(Region annotation records)
■ ■ ■ ■ ■ ■ ■
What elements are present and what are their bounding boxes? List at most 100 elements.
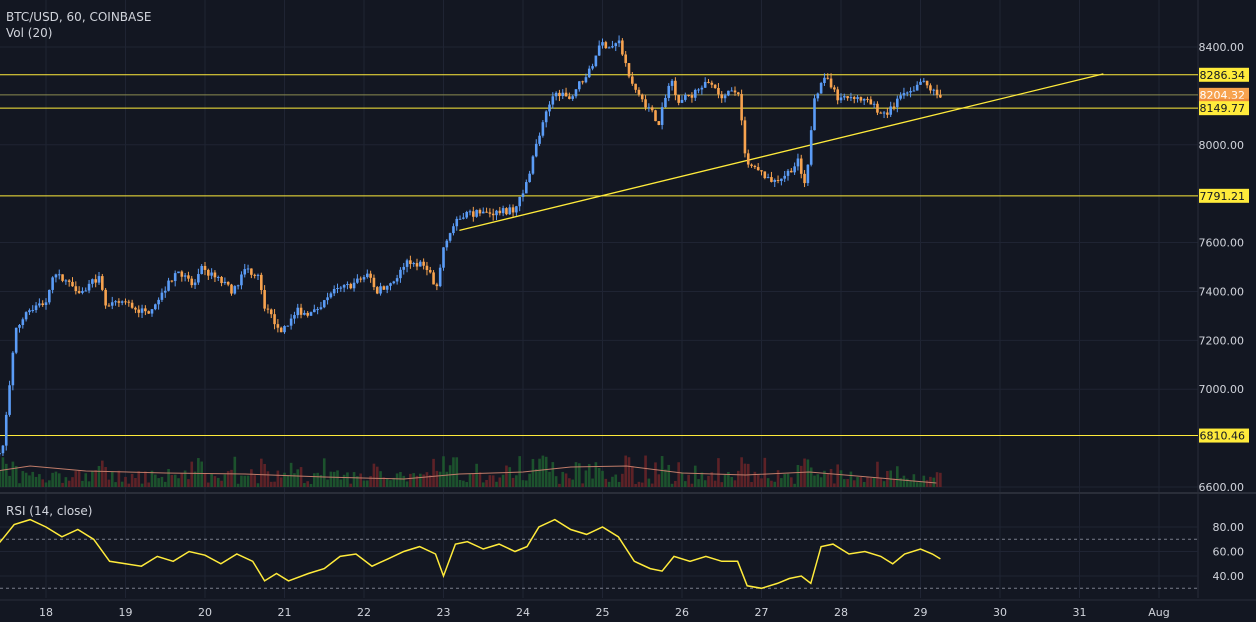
candle-body <box>81 290 84 293</box>
candle-body <box>544 111 548 123</box>
volume-bar <box>839 470 843 487</box>
candle-body <box>24 312 28 320</box>
candle-body <box>293 315 296 319</box>
candle-body <box>491 213 495 216</box>
candle-body <box>458 218 462 220</box>
volume-bar <box>283 472 286 487</box>
candle-body <box>899 95 902 99</box>
volume-bar <box>81 480 84 487</box>
volume-bar <box>180 473 184 487</box>
volume-bar <box>419 473 422 487</box>
volume-bar <box>170 474 174 487</box>
x-tick-label: 28 <box>834 606 848 619</box>
rsi-pane <box>0 518 1198 590</box>
volume-bar <box>680 472 684 487</box>
volume-bar <box>544 456 548 487</box>
candle-body <box>180 271 184 277</box>
volume-bar <box>216 477 220 487</box>
volume-bar <box>488 475 492 487</box>
candle-body <box>289 318 293 326</box>
volume-indicator-label[interactable]: Vol (20) <box>6 26 53 40</box>
candle-body <box>604 42 608 49</box>
volume-bar <box>389 480 392 487</box>
volume-bar <box>445 471 449 487</box>
candle-body <box>87 283 91 291</box>
volume-bar <box>346 472 349 487</box>
candle-body <box>183 275 187 277</box>
candle-body <box>41 303 44 306</box>
candle-body <box>892 106 896 108</box>
symbol-title[interactable]: BTC/USD, 60, COINBASE <box>6 10 152 24</box>
volume-bar <box>74 471 78 487</box>
candle-body <box>846 96 849 99</box>
volume-bar <box>163 481 167 487</box>
candle-body <box>597 45 601 56</box>
candle-body <box>283 326 286 333</box>
candle-body <box>207 269 210 276</box>
candle-body <box>11 352 15 386</box>
candle-body <box>723 95 727 99</box>
volume-bar <box>438 471 442 487</box>
candle-body <box>256 274 260 276</box>
candle-body <box>843 96 846 98</box>
candle-body <box>823 77 826 83</box>
volume-bar <box>558 483 561 487</box>
candle-body <box>38 303 41 306</box>
candle-body <box>352 282 356 289</box>
price-label-box <box>1199 67 1249 82</box>
volume-bar <box>462 480 465 487</box>
volume-bar <box>693 465 697 487</box>
candle-body <box>551 96 555 105</box>
volume-bar <box>852 480 856 487</box>
candle-body <box>740 94 743 121</box>
candle-body <box>230 284 233 294</box>
volume-bar <box>531 458 535 487</box>
candle-body <box>137 309 141 313</box>
x-tick-label: Aug <box>1148 606 1169 619</box>
trendline[interactable] <box>459 73 1104 231</box>
volume-bar <box>746 463 750 487</box>
candle-body <box>279 327 283 333</box>
candle-body <box>130 302 134 308</box>
candle-body <box>117 301 121 303</box>
volume-bar <box>846 479 849 487</box>
candle-body <box>581 81 584 83</box>
volume-bar <box>481 482 485 487</box>
volume-bar <box>561 471 565 487</box>
candle-body <box>508 207 512 215</box>
candle-body <box>809 130 813 165</box>
candle-body <box>687 95 690 97</box>
volume-bar <box>501 474 505 487</box>
candle-body <box>717 88 720 95</box>
candle-body <box>14 327 18 353</box>
volume-bar <box>707 475 710 487</box>
candle-body <box>452 226 455 234</box>
candle-body <box>260 274 263 291</box>
candle-body <box>640 94 644 100</box>
volume-bar <box>515 475 518 487</box>
volume-bar <box>94 470 97 487</box>
candle-body <box>727 90 730 96</box>
candle-body <box>790 170 793 173</box>
volume-bar <box>806 459 810 487</box>
volume-bar <box>760 478 763 487</box>
x-tick-label: 29 <box>914 606 928 619</box>
volume-bar <box>366 480 369 487</box>
candle-body <box>448 233 452 241</box>
candle-body <box>664 97 667 108</box>
rsi-indicator-label[interactable]: RSI (14, close) <box>6 504 93 518</box>
candle-body <box>4 414 8 446</box>
candle-body <box>515 206 518 213</box>
candle-body <box>329 293 333 298</box>
rsi-tick-label: 60.00 <box>1213 546 1245 559</box>
volume-bar <box>230 469 233 487</box>
volume-bar <box>28 475 31 487</box>
time-axis[interactable]: 18 19 20 21 22 23 24 25 26 27 28 29 30 31 Aug <box>39 606 1170 619</box>
volume-bar <box>624 455 627 487</box>
volume-bar <box>415 475 419 487</box>
volume-bar <box>935 472 939 487</box>
price-axis[interactable]: 6600.00 7000.00 7200.00 7400.00 7600.00 8000.… <box>1199 0 1256 583</box>
candle-body <box>246 268 250 270</box>
volume-bar <box>799 465 803 487</box>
■ ■ ■ ■ ■ ■ ■
— GIVEN REQUEST —
Rewrite all of the lines above, replacing every occurrence of "candle-body" with "candlestick-body" and leaving everything else unchanged. Omit the pictures from your answer.

— RESULT OF THE EXERCISE —
What elements are present and what are their bounding boxes? List at most 100 elements.
candlestick-body <box>81 290 84 293</box>
candlestick-body <box>544 111 548 123</box>
volume-bar <box>839 470 843 487</box>
candlestick-body <box>24 312 28 320</box>
candlestick-body <box>293 315 296 319</box>
candlestick-body <box>491 213 495 216</box>
candlestick-body <box>458 218 462 220</box>
volume-bar <box>283 472 286 487</box>
candlestick-body <box>899 95 902 99</box>
volume-bar <box>81 480 84 487</box>
volume-bar <box>180 473 184 487</box>
volume-bar <box>419 473 422 487</box>
volume-bar <box>170 474 174 487</box>
x-tick-label: 28 <box>834 606 848 619</box>
rsi-pane <box>0 518 1198 590</box>
volume-bar <box>680 472 684 487</box>
volume-bar <box>544 456 548 487</box>
candlestick-body <box>180 271 184 277</box>
volume-bar <box>216 477 220 487</box>
volume-bar <box>488 475 492 487</box>
candlestick-body <box>289 318 293 326</box>
volume-indicator-label[interactable]: Vol (20) <box>6 26 53 40</box>
candlestick-body <box>604 42 608 49</box>
volume-bar <box>389 480 392 487</box>
volume-bar <box>445 471 449 487</box>
candlestick-body <box>87 283 91 291</box>
volume-bar <box>346 472 349 487</box>
candlestick-body <box>183 275 187 277</box>
candlestick-body <box>41 303 44 306</box>
candlestick-body <box>892 106 896 108</box>
symbol-title[interactable]: BTC/USD, 60, COINBASE <box>6 10 152 24</box>
volume-bar <box>74 471 78 487</box>
candlestick-body <box>846 96 849 99</box>
volume-bar <box>163 481 167 487</box>
candlestick-body <box>597 45 601 56</box>
candlestick-body <box>283 326 286 333</box>
candlestick-body <box>207 269 210 276</box>
candlestick-body <box>11 352 15 386</box>
candlestick-body <box>723 95 727 99</box>
volume-bar <box>438 471 442 487</box>
candlestick-body <box>256 274 260 276</box>
candlestick-body <box>843 96 846 98</box>
candlestick-body <box>823 77 826 83</box>
volume-bar <box>558 483 561 487</box>
candlestick-body <box>38 303 41 306</box>
candlestick-body <box>352 282 356 289</box>
price-label-box <box>1199 67 1249 82</box>
volume-bar <box>462 480 465 487</box>
volume-bar <box>693 465 697 487</box>
candlestick-body <box>551 96 555 105</box>
volume-bar <box>852 480 856 487</box>
candlestick-body <box>740 94 743 121</box>
candlestick-body <box>230 284 233 294</box>
volume-bar <box>531 458 535 487</box>
candlestick-body <box>137 309 141 313</box>
x-tick-label: Aug <box>1148 606 1169 619</box>
trendline[interactable] <box>459 73 1104 231</box>
volume-bar <box>746 463 750 487</box>
candlestick-body <box>279 327 283 333</box>
candlestick-body <box>130 302 134 308</box>
candlestick-body <box>117 301 121 303</box>
volume-bar <box>846 479 849 487</box>
candlestick-body <box>581 81 584 83</box>
volume-bar <box>481 482 485 487</box>
volume-bar <box>561 471 565 487</box>
candlestick-body <box>508 207 512 215</box>
candlestick-body <box>809 130 813 165</box>
candlestick-body <box>687 95 690 97</box>
volume-bar <box>501 474 505 487</box>
candlestick-body <box>717 88 720 95</box>
candlestick-body <box>14 327 18 353</box>
volume-bar <box>707 475 710 487</box>
candlestick-body <box>452 226 455 234</box>
candlestick-body <box>260 274 263 291</box>
candlestick-body <box>640 94 644 100</box>
volume-bar <box>515 475 518 487</box>
volume-bar <box>94 470 97 487</box>
candlestick-body <box>727 90 730 96</box>
candlestick-body <box>790 170 793 173</box>
volume-bar <box>806 459 810 487</box>
volume-bar <box>760 478 763 487</box>
x-tick-label: 29 <box>914 606 928 619</box>
volume-bar <box>366 480 369 487</box>
candlestick-body <box>448 233 452 241</box>
candlestick-body <box>664 97 667 108</box>
rsi-indicator-label[interactable]: RSI (14, close) <box>6 504 93 518</box>
candlestick-body <box>4 414 8 446</box>
candlestick-body <box>515 206 518 213</box>
candlestick-body <box>329 293 333 298</box>
rsi-tick-label: 60.00 <box>1213 546 1245 559</box>
volume-bar <box>230 469 233 487</box>
volume-bar <box>28 475 31 487</box>
time-axis[interactable]: 18 19 20 21 22 23 24 25 26 27 28 29 30 31 Aug <box>39 606 1170 619</box>
volume-bar <box>624 455 627 487</box>
volume-bar <box>415 475 419 487</box>
volume-bar <box>935 472 939 487</box>
price-axis[interactable]: 6600.00 7000.00 7200.00 7400.00 7600.00 8000.… <box>1199 0 1256 583</box>
candlestick-body <box>246 268 250 270</box>
volume-bar <box>799 465 803 487</box>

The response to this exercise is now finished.